======== Dataset rows ========
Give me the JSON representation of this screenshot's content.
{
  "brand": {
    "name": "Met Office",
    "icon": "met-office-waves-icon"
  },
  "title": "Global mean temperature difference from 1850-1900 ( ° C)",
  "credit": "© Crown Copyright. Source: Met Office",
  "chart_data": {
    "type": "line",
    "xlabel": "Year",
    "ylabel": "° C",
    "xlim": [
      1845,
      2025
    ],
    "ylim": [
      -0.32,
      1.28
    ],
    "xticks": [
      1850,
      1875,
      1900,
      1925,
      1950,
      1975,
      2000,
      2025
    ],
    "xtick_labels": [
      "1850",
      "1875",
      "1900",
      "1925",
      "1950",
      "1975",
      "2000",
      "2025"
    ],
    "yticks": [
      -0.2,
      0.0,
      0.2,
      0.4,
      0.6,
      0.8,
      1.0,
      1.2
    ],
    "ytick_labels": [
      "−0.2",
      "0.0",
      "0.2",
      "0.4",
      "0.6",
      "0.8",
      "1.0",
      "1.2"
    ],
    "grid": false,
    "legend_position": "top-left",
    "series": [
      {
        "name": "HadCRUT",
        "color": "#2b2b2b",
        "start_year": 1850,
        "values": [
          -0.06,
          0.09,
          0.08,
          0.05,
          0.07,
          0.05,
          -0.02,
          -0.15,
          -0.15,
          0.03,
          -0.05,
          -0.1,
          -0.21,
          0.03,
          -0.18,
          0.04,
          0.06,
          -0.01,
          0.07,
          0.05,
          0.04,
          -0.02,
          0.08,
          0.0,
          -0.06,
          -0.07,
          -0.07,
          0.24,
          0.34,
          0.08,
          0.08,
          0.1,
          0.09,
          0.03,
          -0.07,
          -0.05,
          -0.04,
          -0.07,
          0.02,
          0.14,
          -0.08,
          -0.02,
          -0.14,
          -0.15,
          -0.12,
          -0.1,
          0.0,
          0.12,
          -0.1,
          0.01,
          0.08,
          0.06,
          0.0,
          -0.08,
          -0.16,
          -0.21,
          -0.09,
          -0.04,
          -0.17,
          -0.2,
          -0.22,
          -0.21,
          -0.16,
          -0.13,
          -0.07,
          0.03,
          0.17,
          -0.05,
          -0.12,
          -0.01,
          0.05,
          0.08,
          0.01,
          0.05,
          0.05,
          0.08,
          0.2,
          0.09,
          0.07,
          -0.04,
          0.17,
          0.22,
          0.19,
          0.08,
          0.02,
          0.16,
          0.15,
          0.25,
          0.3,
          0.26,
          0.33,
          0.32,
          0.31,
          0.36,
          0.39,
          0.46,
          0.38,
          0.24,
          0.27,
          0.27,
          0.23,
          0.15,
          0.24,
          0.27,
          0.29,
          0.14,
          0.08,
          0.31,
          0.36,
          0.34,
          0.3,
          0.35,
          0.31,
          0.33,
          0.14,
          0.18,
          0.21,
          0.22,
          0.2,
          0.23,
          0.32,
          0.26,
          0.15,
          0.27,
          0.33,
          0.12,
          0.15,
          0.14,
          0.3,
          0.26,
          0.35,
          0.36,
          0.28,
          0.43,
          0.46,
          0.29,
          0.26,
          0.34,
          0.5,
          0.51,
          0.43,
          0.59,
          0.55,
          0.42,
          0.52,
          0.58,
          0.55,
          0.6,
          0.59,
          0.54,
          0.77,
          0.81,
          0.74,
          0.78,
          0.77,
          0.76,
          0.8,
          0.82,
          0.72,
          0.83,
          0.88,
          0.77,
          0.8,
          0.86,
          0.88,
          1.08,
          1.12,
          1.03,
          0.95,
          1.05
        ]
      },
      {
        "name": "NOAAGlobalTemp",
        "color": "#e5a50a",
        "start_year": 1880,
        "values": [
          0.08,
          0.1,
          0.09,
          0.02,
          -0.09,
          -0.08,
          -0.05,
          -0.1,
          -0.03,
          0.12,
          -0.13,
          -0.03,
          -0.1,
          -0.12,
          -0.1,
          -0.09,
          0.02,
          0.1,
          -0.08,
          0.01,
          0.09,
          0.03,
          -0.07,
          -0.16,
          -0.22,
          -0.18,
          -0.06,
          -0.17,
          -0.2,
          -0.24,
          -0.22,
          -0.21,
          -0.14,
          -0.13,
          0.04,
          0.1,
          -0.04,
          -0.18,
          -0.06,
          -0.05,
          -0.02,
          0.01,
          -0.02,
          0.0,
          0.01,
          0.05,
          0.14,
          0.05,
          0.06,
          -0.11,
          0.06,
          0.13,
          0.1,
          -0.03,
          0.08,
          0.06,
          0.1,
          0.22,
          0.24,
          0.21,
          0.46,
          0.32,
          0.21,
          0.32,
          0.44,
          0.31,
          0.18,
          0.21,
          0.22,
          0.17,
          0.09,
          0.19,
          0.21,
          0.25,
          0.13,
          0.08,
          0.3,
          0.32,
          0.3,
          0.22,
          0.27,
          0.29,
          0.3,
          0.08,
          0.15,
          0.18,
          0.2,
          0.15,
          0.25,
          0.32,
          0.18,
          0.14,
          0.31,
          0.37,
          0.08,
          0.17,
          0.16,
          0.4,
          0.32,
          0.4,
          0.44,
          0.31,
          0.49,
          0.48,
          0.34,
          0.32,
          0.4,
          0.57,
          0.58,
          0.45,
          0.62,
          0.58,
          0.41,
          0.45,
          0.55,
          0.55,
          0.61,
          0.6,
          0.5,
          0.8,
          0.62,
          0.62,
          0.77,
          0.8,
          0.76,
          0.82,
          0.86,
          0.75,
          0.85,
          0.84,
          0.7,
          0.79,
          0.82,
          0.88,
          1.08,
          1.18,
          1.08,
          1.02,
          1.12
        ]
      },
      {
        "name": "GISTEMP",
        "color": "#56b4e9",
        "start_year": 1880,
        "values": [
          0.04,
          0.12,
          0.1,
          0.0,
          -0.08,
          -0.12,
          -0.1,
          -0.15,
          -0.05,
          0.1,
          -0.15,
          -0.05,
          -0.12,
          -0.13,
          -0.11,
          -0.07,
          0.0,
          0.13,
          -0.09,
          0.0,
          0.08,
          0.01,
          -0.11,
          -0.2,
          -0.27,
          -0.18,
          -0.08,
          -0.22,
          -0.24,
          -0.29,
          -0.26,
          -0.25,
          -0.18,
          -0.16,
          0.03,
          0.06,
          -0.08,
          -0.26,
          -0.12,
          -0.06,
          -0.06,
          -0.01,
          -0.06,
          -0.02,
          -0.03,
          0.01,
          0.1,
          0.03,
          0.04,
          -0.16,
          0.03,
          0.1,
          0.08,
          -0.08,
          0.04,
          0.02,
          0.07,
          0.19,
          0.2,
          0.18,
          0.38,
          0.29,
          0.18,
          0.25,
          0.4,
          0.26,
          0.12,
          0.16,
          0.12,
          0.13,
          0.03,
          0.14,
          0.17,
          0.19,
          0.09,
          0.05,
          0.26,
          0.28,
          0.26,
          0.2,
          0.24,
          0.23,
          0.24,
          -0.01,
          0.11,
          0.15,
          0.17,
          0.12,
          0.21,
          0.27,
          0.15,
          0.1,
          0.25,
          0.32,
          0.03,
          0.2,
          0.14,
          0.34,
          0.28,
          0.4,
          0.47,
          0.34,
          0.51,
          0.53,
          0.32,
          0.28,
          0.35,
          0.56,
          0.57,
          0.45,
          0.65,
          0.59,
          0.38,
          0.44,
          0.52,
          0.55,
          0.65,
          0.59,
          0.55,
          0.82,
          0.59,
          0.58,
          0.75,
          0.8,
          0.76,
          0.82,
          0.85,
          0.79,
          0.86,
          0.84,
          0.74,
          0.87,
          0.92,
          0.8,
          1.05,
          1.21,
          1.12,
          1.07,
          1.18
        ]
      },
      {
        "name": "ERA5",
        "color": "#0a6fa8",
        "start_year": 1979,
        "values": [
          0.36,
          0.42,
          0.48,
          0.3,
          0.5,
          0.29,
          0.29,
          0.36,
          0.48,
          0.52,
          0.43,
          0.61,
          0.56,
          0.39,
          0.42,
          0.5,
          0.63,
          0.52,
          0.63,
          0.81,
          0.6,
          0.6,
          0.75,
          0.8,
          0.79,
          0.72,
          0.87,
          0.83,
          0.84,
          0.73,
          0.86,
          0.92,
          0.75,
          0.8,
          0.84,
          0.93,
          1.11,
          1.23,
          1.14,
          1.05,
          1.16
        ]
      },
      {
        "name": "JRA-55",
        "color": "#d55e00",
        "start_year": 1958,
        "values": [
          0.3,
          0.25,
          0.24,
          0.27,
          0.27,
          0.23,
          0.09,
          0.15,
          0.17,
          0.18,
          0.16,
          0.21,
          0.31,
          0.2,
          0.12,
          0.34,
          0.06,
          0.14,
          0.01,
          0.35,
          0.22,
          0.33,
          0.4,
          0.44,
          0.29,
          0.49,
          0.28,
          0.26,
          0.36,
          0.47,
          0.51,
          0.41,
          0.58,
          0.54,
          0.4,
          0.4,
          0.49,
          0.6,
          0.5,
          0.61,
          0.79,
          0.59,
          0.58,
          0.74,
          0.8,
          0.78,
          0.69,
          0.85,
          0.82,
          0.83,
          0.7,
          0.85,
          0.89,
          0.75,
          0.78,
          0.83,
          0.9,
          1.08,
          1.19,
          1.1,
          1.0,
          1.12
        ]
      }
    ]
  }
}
========
• Job:
Reply with one number only: the count of lines in the entries that contain "color".

• Exercise response:
5